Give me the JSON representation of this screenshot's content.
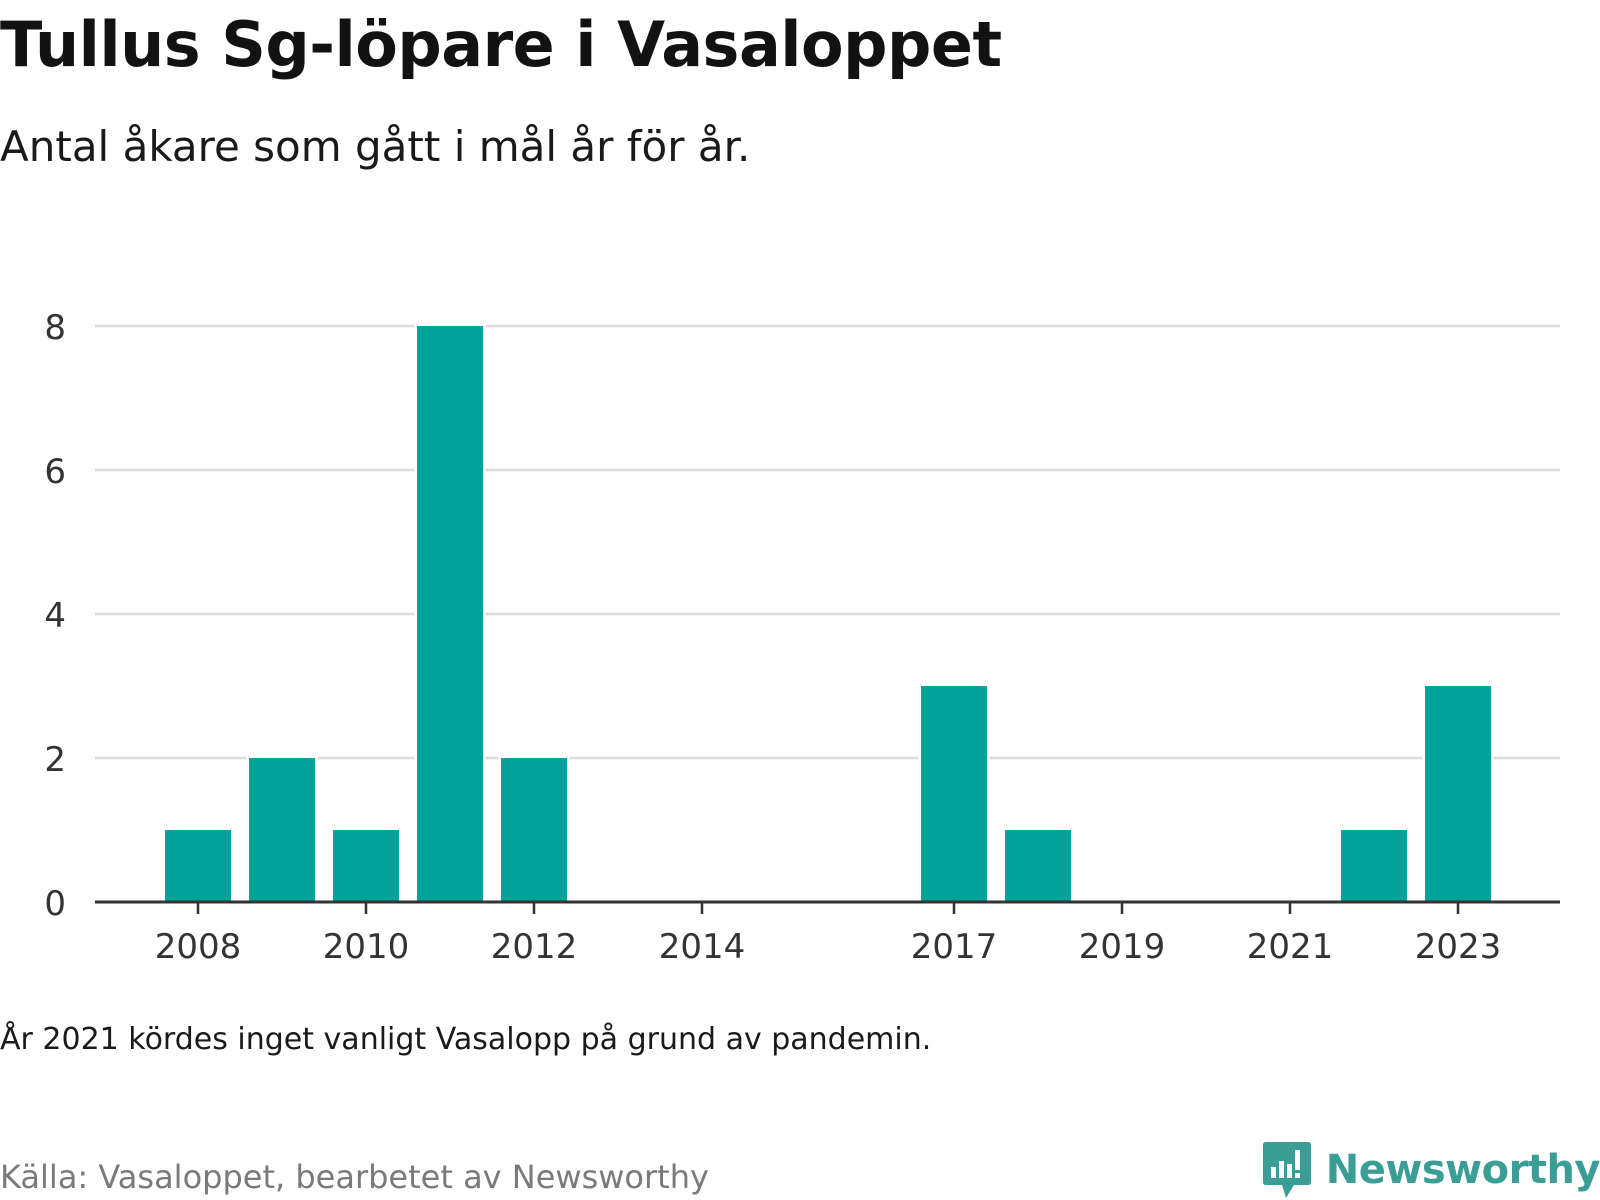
{
  "header": {
    "title": "Tullus Sg-löpare i Vasaloppet",
    "subtitle": "Antal åkare som gått i mål år för år."
  },
  "chart_data": {
    "type": "bar",
    "categories": [
      "2008",
      "2009",
      "2010",
      "2011",
      "2012",
      "2013",
      "2014",
      "2016",
      "2017",
      "2018",
      "2019",
      "2020",
      "2021",
      "2022",
      "2023"
    ],
    "values": [
      1,
      2,
      1,
      8,
      2,
      0,
      0,
      0,
      3,
      1,
      0,
      0,
      0,
      1,
      3
    ],
    "x_tick_labels": [
      "2008",
      "2010",
      "2012",
      "2014",
      "2017",
      "2019",
      "2021",
      "2023"
    ],
    "y_ticks": [
      0,
      2,
      4,
      6,
      8
    ],
    "ylim": [
      0,
      8
    ],
    "xlabel": "",
    "ylabel": "",
    "grid": true,
    "bar_color": "#00a29a"
  },
  "footer": {
    "note": "År 2021 kördes inget vanligt Vasalopp på grund av pandemin.",
    "source": "Källa: Vasaloppet, bearbetet av Newsworthy",
    "brand": "Newsworthy",
    "brand_icon": "newsworthy-logo-icon",
    "brand_color": "#3a9e97"
  }
}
***
> _Given request_
The data should be printed again unchanged; leave its pictures out.

> _Task response_
Give me the JSON representation of this screenshot's content.
{
  "header": {
    "title": "Tullus Sg-löpare i Vasaloppet",
    "subtitle": "Antal åkare som gått i mål år för år."
  },
  "chart_data": {
    "type": "bar",
    "categories": [
      "2008",
      "2009",
      "2010",
      "2011",
      "2012",
      "2013",
      "2014",
      "2016",
      "2017",
      "2018",
      "2019",
      "2020",
      "2021",
      "2022",
      "2023"
    ],
    "values": [
      1,
      2,
      1,
      8,
      2,
      0,
      0,
      0,
      3,
      1,
      0,
      0,
      0,
      1,
      3
    ],
    "x_tick_labels": [
      "2008",
      "2010",
      "2012",
      "2014",
      "2017",
      "2019",
      "2021",
      "2023"
    ],
    "y_ticks": [
      0,
      2,
      4,
      6,
      8
    ],
    "ylim": [
      0,
      8
    ],
    "xlabel": "",
    "ylabel": "",
    "grid": true,
    "bar_color": "#00a29a"
  },
  "footer": {
    "note": "År 2021 kördes inget vanligt Vasalopp på grund av pandemin.",
    "source": "Källa: Vasaloppet, bearbetet av Newsworthy",
    "brand": "Newsworthy",
    "brand_icon": "newsworthy-logo-icon",
    "brand_color": "#3a9e97"
  }
}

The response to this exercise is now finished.